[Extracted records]
[Begin]
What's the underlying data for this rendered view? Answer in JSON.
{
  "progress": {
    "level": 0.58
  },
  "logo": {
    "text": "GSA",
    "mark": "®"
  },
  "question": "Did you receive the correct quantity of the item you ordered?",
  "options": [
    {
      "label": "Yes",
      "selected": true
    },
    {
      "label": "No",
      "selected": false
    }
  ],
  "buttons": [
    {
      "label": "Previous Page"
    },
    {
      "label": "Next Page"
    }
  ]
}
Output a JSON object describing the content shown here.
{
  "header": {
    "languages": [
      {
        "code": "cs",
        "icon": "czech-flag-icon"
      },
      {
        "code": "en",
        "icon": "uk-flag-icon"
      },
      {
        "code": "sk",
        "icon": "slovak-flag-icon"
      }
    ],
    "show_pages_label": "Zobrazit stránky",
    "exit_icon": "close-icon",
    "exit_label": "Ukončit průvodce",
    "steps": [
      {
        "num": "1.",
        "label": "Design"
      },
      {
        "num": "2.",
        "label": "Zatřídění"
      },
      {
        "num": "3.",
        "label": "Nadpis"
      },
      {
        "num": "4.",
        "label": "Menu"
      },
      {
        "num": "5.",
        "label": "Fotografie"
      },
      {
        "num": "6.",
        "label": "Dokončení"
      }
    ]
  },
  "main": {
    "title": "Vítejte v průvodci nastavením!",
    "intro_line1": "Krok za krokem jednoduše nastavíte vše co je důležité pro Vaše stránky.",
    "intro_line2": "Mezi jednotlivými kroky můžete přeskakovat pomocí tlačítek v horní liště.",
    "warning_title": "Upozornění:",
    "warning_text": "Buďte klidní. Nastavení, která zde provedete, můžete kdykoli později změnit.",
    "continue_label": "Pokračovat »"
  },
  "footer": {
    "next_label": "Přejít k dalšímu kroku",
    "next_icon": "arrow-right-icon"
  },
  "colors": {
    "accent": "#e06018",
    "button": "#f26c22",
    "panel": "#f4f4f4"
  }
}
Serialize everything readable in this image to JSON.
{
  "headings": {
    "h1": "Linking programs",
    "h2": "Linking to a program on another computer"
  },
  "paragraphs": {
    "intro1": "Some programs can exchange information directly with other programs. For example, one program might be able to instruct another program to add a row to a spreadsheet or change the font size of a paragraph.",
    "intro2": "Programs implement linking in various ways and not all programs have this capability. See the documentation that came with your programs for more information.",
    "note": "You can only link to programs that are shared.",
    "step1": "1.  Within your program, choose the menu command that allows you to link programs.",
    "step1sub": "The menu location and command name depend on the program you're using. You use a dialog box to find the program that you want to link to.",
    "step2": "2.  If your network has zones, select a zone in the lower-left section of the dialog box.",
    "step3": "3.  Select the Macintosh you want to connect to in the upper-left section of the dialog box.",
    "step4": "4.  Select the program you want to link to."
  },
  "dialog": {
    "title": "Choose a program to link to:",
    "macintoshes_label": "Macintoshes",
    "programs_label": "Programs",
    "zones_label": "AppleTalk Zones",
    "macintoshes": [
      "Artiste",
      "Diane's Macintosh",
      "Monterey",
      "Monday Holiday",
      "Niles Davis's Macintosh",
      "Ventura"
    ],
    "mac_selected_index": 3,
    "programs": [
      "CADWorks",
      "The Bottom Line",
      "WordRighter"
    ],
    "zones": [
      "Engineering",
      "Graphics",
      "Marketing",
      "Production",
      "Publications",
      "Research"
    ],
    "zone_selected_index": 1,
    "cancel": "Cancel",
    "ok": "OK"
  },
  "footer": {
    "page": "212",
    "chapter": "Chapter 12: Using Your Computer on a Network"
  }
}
[End]
What to do => Extract all of the data shown above and repeat it verbatim.

Complete answer =>
What's the underlying data for this rendered view? Answer in JSON.
{
  "progress": {
    "level": 0.58
  },
  "logo": {
    "text": "GSA",
    "mark": "®"
  },
  "question": "Did you receive the correct quantity of the item you ordered?",
  "options": [
    {
      "label": "Yes",
      "selected": true
    },
    {
      "label": "No",
      "selected": false
    }
  ],
  "buttons": [
    {
      "label": "Previous Page"
    },
    {
      "label": "Next Page"
    }
  ]
}
Output a JSON object describing the content shown here.
{
  "header": {
    "languages": [
      {
        "code": "cs",
        "icon": "czech-flag-icon"
      },
      {
        "code": "en",
        "icon": "uk-flag-icon"
      },
      {
        "code": "sk",
        "icon": "slovak-flag-icon"
      }
    ],
    "show_pages_label": "Zobrazit stránky",
    "exit_icon": "close-icon",
    "exit_label": "Ukončit průvodce",
    "steps": [
      {
        "num": "1.",
        "label": "Design"
      },
      {
        "num": "2.",
        "label": "Zatřídění"
      },
      {
        "num": "3.",
        "label": "Nadpis"
      },
      {
        "num": "4.",
        "label": "Menu"
      },
      {
        "num": "5.",
        "label": "Fotografie"
      },
      {
        "num": "6.",
        "label": "Dokončení"
      }
    ]
  },
  "main": {
    "title": "Vítejte v průvodci nastavením!",
    "intro_line1": "Krok za krokem jednoduše nastavíte vše co je důležité pro Vaše stránky.",
    "intro_line2": "Mezi jednotlivými kroky můžete přeskakovat pomocí tlačítek v horní liště.",
    "warning_title": "Upozornění:",
    "warning_text": "Buďte klidní. Nastavení, která zde provedete, můžete kdykoli později změnit.",
    "continue_label": "Pokračovat »"
  },
  "footer": {
    "next_label": "Přejít k dalšímu kroku",
    "next_icon": "arrow-right-icon"
  },
  "colors": {
    "accent": "#e06018",
    "button": "#f26c22",
    "panel": "#f4f4f4"
  }
}
Serialize everything readable in this image to JSON.
{
  "headings": {
    "h1": "Linking programs",
    "h2": "Linking to a program on another computer"
  },
  "paragraphs": {
    "intro1": "Some programs can exchange information directly with other programs. For example, one program might be able to instruct another program to add a row to a spreadsheet or change the font size of a paragraph.",
    "intro2": "Programs implement linking in various ways and not all programs have this capability. See the documentation that came with your programs for more information.",
    "note": "You can only link to programs that are shared.",
    "step1": "1.  Within your program, choose the menu command that allows you to link programs.",
    "step1sub": "The menu location and command name depend on the program you're using. You use a dialog box to find the program that you want to link to.",
    "step2": "2.  If your network has zones, select a zone in the lower-left section of the dialog box.",
    "step3": "3.  Select the Macintosh you want to connect to in the upper-left section of the dialog box.",
    "step4": "4.  Select the program you want to link to."
  },
  "dialog": {
    "title": "Choose a program to link to:",
    "macintoshes_label": "Macintoshes",
    "programs_label": "Programs",
    "zones_label": "AppleTalk Zones",
    "macintoshes": [
      "Artiste",
      "Diane's Macintosh",
      "Monterey",
      "Monday Holiday",
      "Niles Davis's Macintosh",
      "Ventura"
    ],
    "mac_selected_index": 3,
    "programs": [
      "CADWorks",
      "The Bottom Line",
      "WordRighter"
    ],
    "zones": [
      "Engineering",
      "Graphics",
      "Marketing",
      "Production",
      "Publications",
      "Research"
    ],
    "zone_selected_index": 1,
    "cancel": "Cancel",
    "ok": "OK"
  },
  "footer": {
    "page": "212",
    "chapter": "Chapter 12: Using Your Computer on a Network"
  }
}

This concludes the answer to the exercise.